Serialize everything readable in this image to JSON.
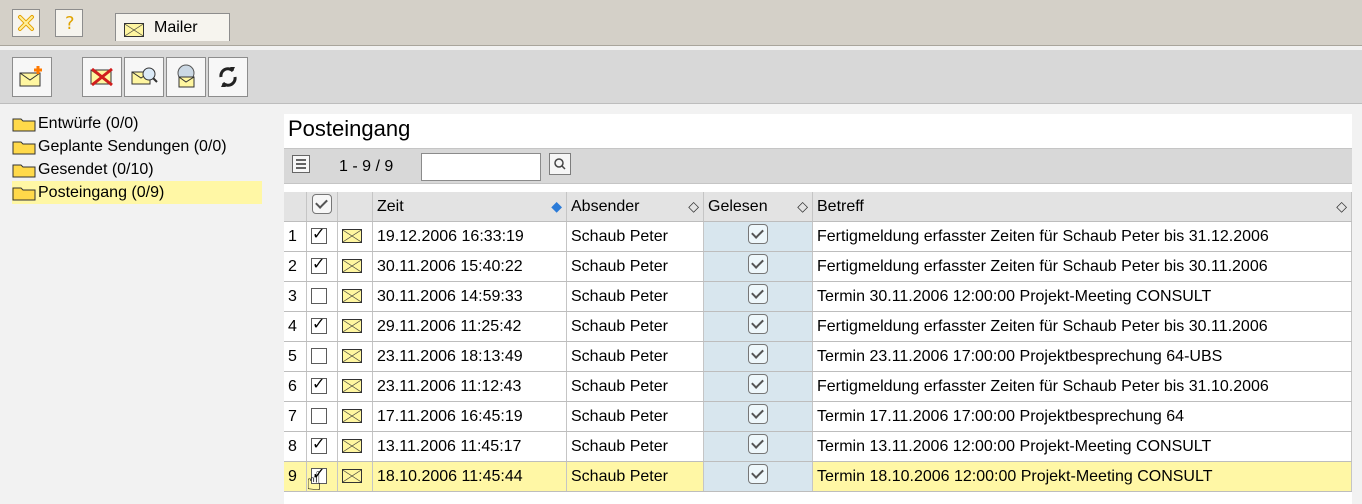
{
  "top": {
    "tab_label": "Mailer"
  },
  "icons": {
    "close": "close-icon",
    "help": "help-icon",
    "mail": "mail-icon",
    "new": "new-mail-icon",
    "delete": "delete-mail-icon",
    "search": "search-mail-icon",
    "web": "web-mail-icon",
    "refresh": "refresh-icon"
  },
  "folders": [
    {
      "label": "Entwürfe (0/0)"
    },
    {
      "label": "Geplante Sendungen (0/0)"
    },
    {
      "label": "Gesendet (0/10)"
    },
    {
      "label": "Posteingang (0/9)"
    }
  ],
  "main": {
    "title": "Posteingang",
    "pager": "1 - 9 / 9",
    "search_placeholder": "",
    "headers": {
      "zeit": "Zeit",
      "absender": "Absender",
      "gelesen": "Gelesen",
      "betreff": "Betreff"
    },
    "rows": [
      {
        "index": "1",
        "checked": true,
        "time": "19.12.2006 16:33:19",
        "sender": "Schaub Peter",
        "subject": "Fertigmeldung erfasster Zeiten für Schaub Peter bis 31.12.2006"
      },
      {
        "index": "2",
        "checked": true,
        "time": "30.11.2006 15:40:22",
        "sender": "Schaub Peter",
        "subject": "Fertigmeldung erfasster Zeiten für Schaub Peter bis 30.11.2006"
      },
      {
        "index": "3",
        "checked": false,
        "time": "30.11.2006 14:59:33",
        "sender": "Schaub Peter",
        "subject": "Termin 30.11.2006 12:00:00 Projekt-Meeting CONSULT"
      },
      {
        "index": "4",
        "checked": true,
        "time": "29.11.2006 11:25:42",
        "sender": "Schaub Peter",
        "subject": "Fertigmeldung erfasster Zeiten für Schaub Peter bis 30.11.2006"
      },
      {
        "index": "5",
        "checked": false,
        "time": "23.11.2006 18:13:49",
        "sender": "Schaub Peter",
        "subject": "Termin 23.11.2006 17:00:00 Projektbesprechung 64-UBS"
      },
      {
        "index": "6",
        "checked": true,
        "time": "23.11.2006 11:12:43",
        "sender": "Schaub Peter",
        "subject": "Fertigmeldung erfasster Zeiten für Schaub Peter bis 31.10.2006"
      },
      {
        "index": "7",
        "checked": false,
        "time": "17.11.2006 16:45:19",
        "sender": "Schaub Peter",
        "subject": "Termin 17.11.2006 17:00:00 Projektbesprechung 64"
      },
      {
        "index": "8",
        "checked": true,
        "time": "13.11.2006 11:45:17",
        "sender": "Schaub Peter",
        "subject": "Termin 13.11.2006 12:00:00 Projekt-Meeting CONSULT"
      },
      {
        "index": "9",
        "checked": true,
        "time": "18.10.2006 11:45:44",
        "sender": "Schaub Peter",
        "subject": "Termin 18.10.2006 12:00:00 Projekt-Meeting CONSULT"
      }
    ]
  }
}
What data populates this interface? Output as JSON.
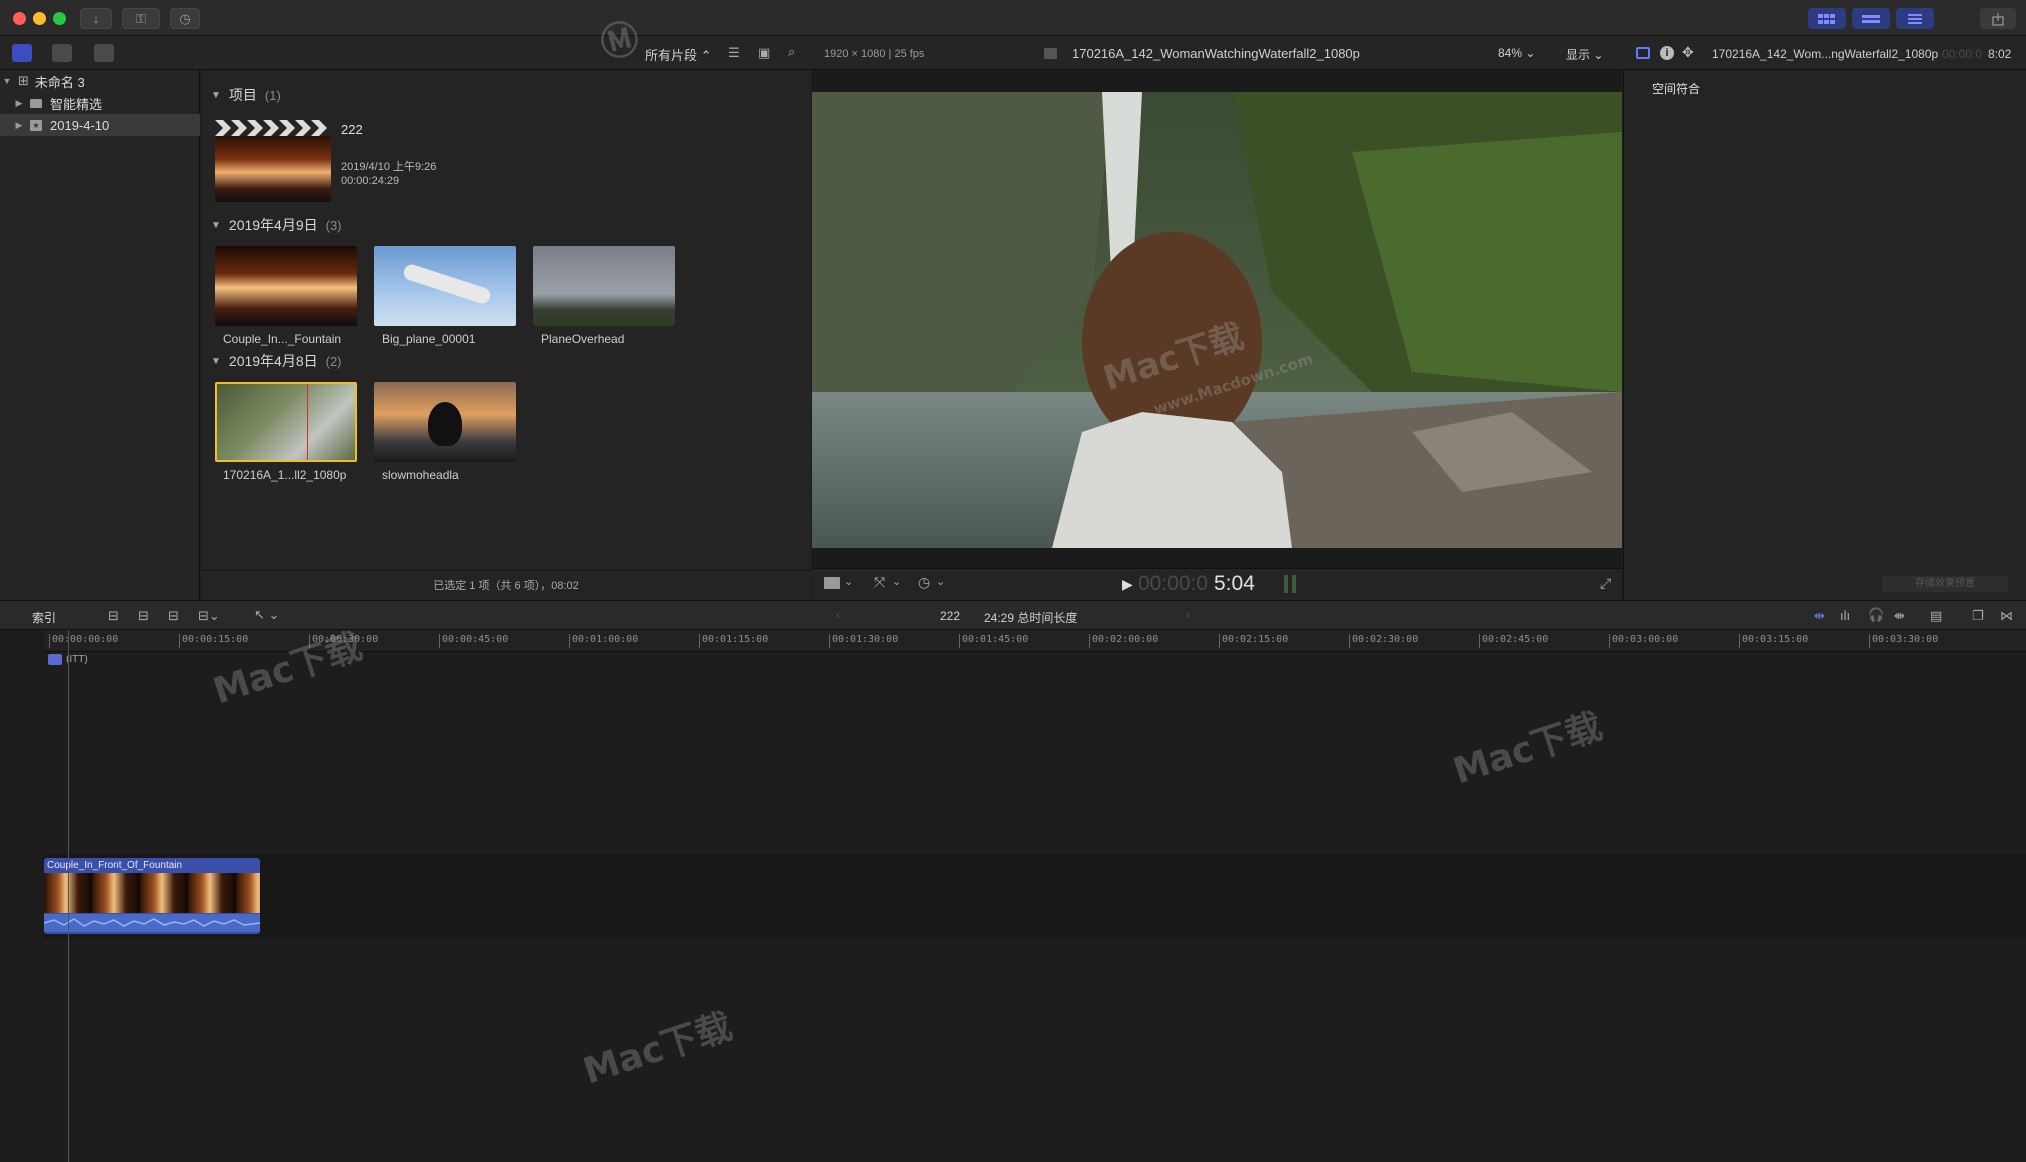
{
  "titlebar": {
    "nav_back_label": "↓",
    "key_label": "⚿",
    "clock_label": "◷"
  },
  "toolbar": {
    "filter_label": "所有片段 ⌃",
    "viewer_info": "1920 × 1080 | 25 fps",
    "clip_title": "170216A_142_WomanWatchingWaterfall2_1080p",
    "zoom_label": "84%",
    "display_label": "显示",
    "inspector_title": "170216A_142_Wom...ngWaterfall2_1080p",
    "inspector_duration_dim": "00:00:0",
    "inspector_duration": "8:02"
  },
  "sidebar": {
    "items": [
      {
        "label": "未命名 3",
        "icon": "grid-library-icon"
      },
      {
        "label": "智能精选",
        "icon": "folder-icon"
      },
      {
        "label": "2019-4-10",
        "icon": "event-star-icon"
      }
    ]
  },
  "browser": {
    "groups": [
      {
        "title": "项目",
        "count": "(1)"
      },
      {
        "title": "2019年4月9日",
        "count": "(3)"
      },
      {
        "title": "2019年4月8日",
        "count": "(2)"
      }
    ],
    "project": {
      "name": "222",
      "date": "2019/4/10 上午9:26",
      "duration": "00:00:24:29"
    },
    "clips_apr9": [
      "Couple_In..._Fountain",
      "Big_plane_00001",
      "PlaneOverhead"
    ],
    "clips_apr8": [
      "170216A_1...ll2_1080p",
      "slowmoheadla"
    ],
    "status": "已选定 1 项（共 6 项），08:02"
  },
  "viewer": {
    "timecode_dim": "00:00:0",
    "timecode": "5:04"
  },
  "inspector": {
    "field_label": "空间符合",
    "save_preset": "存储效果预置"
  },
  "timeline": {
    "index_label": "索引",
    "project_name": "222",
    "total_length": "24:29 总时间长度",
    "ruler": [
      "00:00:00:00",
      "00:00:15:00",
      "00:00:30:00",
      "00:00:45:00",
      "00:01:00:00",
      "00:01:15:00",
      "00:01:30:00",
      "00:01:45:00",
      "00:02:00:00",
      "00:02:15:00",
      "00:02:30:00",
      "00:02:45:00",
      "00:03:00:00",
      "00:03:15:00",
      "00:03:30:00"
    ],
    "track_marker": "(ITT)",
    "clip_name": "Couple_In_Front_Of_Fountain"
  },
  "watermark": {
    "text": "Mac下载",
    "url": "www.Macdown.com"
  }
}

* * * * * * *

TASK TO COMPLETE: Quote the data above in full, leaving out the pictures it holds.

EXERCISE OUTPUT:
Serialize everything readable in this image to JSON.
{
  "top": {
    "tab_label": "Mailer"
  },
  "icons": {
    "close": "close-icon",
    "help": "help-icon",
    "mail": "mail-icon",
    "new": "new-mail-icon",
    "delete": "delete-mail-icon",
    "search": "search-mail-icon",
    "web": "web-mail-icon",
    "refresh": "refresh-icon"
  },
  "folders": [
    {
      "label": "Entwürfe (0/0)"
    },
    {
      "label": "Geplante Sendungen (0/0)"
    },
    {
      "label": "Gesendet (0/10)"
    },
    {
      "label": "Posteingang (0/9)"
    }
  ],
  "main": {
    "title": "Posteingang",
    "pager": "1 - 9 / 9",
    "search_placeholder": "",
    "headers": {
      "zeit": "Zeit",
      "absender": "Absender",
      "gelesen": "Gelesen",
      "betreff": "Betreff"
    },
    "rows": [
      {
        "index": "1",
        "checked": true,
        "time": "19.12.2006 16:33:19",
        "sender": "Schaub Peter",
        "subject": "Fertigmeldung erfasster Zeiten für Schaub Peter bis 31.12.2006"
      },
      {
        "index": "2",
        "checked": true,
        "time": "30.11.2006 15:40:22",
        "sender": "Schaub Peter",
        "subject": "Fertigmeldung erfasster Zeiten für Schaub Peter bis 30.11.2006"
      },
      {
        "index": "3",
        "checked": false,
        "time": "30.11.2006 14:59:33",
        "sender": "Schaub Peter",
        "subject": "Termin 30.11.2006 12:00:00 Projekt-Meeting CONSULT"
      },
      {
        "index": "4",
        "checked": true,
        "time": "29.11.2006 11:25:42",
        "sender": "Schaub Peter",
        "subject": "Fertigmeldung erfasster Zeiten für Schaub Peter bis 30.11.2006"
      },
      {
        "index": "5",
        "checked": false,
        "time": "23.11.2006 18:13:49",
        "sender": "Schaub Peter",
        "subject": "Termin 23.11.2006 17:00:00 Projektbesprechung 64-UBS"
      },
      {
        "index": "6",
        "checked": true,
        "time": "23.11.2006 11:12:43",
        "sender": "Schaub Peter",
        "subject": "Fertigmeldung erfasster Zeiten für Schaub Peter bis 31.10.2006"
      },
      {
        "index": "7",
        "checked": false,
        "time": "17.11.2006 16:45:19",
        "sender": "Schaub Peter",
        "subject": "Termin 17.11.2006 17:00:00 Projektbesprechung 64"
      },
      {
        "index": "8",
        "checked": true,
        "time": "13.11.2006 11:45:17",
        "sender": "Schaub Peter",
        "subject": "Termin 13.11.2006 12:00:00 Projekt-Meeting CONSULT"
      },
      {
        "index": "9",
        "checked": true,
        "time": "18.10.2006 11:45:44",
        "sender": "Schaub Peter",
        "subject": "Termin 18.10.2006 12:00:00 Projekt-Meeting CONSULT"
      }
    ]
  }
}
What data populates this interface? Output as JSON.
{
  "titlebar": {
    "nav_back_label": "↓",
    "key_label": "⚿",
    "clock_label": "◷"
  },
  "toolbar": {
    "filter_label": "所有片段 ⌃",
    "viewer_info": "1920 × 1080 | 25 fps",
    "clip_title": "170216A_142_WomanWatchingWaterfall2_1080p",
    "zoom_label": "84%",
    "display_label": "显示",
    "inspector_title": "170216A_142_Wom...ngWaterfall2_1080p",
    "inspector_duration_dim": "00:00:0",
    "inspector_duration": "8:02"
  },
  "sidebar": {
    "items": [
      {
        "label": "未命名 3",
        "icon": "grid-library-icon"
      },
      {
        "label": "智能精选",
        "icon": "folder-icon"
      },
      {
        "label": "2019-4-10",
        "icon": "event-star-icon"
      }
    ]
  },
  "browser": {
    "groups": [
      {
        "title": "项目",
        "count": "(1)"
      },
      {
        "title": "2019年4月9日",
        "count": "(3)"
      },
      {
        "title": "2019年4月8日",
        "count": "(2)"
      }
    ],
    "project": {
      "name": "222",
      "date": "2019/4/10 上午9:26",
      "duration": "00:00:24:29"
    },
    "clips_apr9": [
      "Couple_In..._Fountain",
      "Big_plane_00001",
      "PlaneOverhead"
    ],
    "clips_apr8": [
      "170216A_1...ll2_1080p",
      "slowmoheadla"
    ],
    "status": "已选定 1 项（共 6 项），08:02"
  },
  "viewer": {
    "timecode_dim": "00:00:0",
    "timecode": "5:04"
  },
  "inspector": {
    "field_label": "空间符合",
    "save_preset": "存储效果预置"
  },
  "timeline": {
    "index_label": "索引",
    "project_name": "222",
    "total_length": "24:29 总时间长度",
    "ruler": [
      "00:00:00:00",
      "00:00:15:00",
      "00:00:30:00",
      "00:00:45:00",
      "00:01:00:00",
      "00:01:15:00",
      "00:01:30:00",
      "00:01:45:00",
      "00:02:00:00",
      "00:02:15:00",
      "00:02:30:00",
      "00:02:45:00",
      "00:03:00:00",
      "00:03:15:00",
      "00:03:30:00"
    ],
    "track_marker": "(ITT)",
    "clip_name": "Couple_In_Front_Of_Fountain"
  },
  "watermark": {
    "text": "Mac下载",
    "url": "www.Macdown.com"
  }
}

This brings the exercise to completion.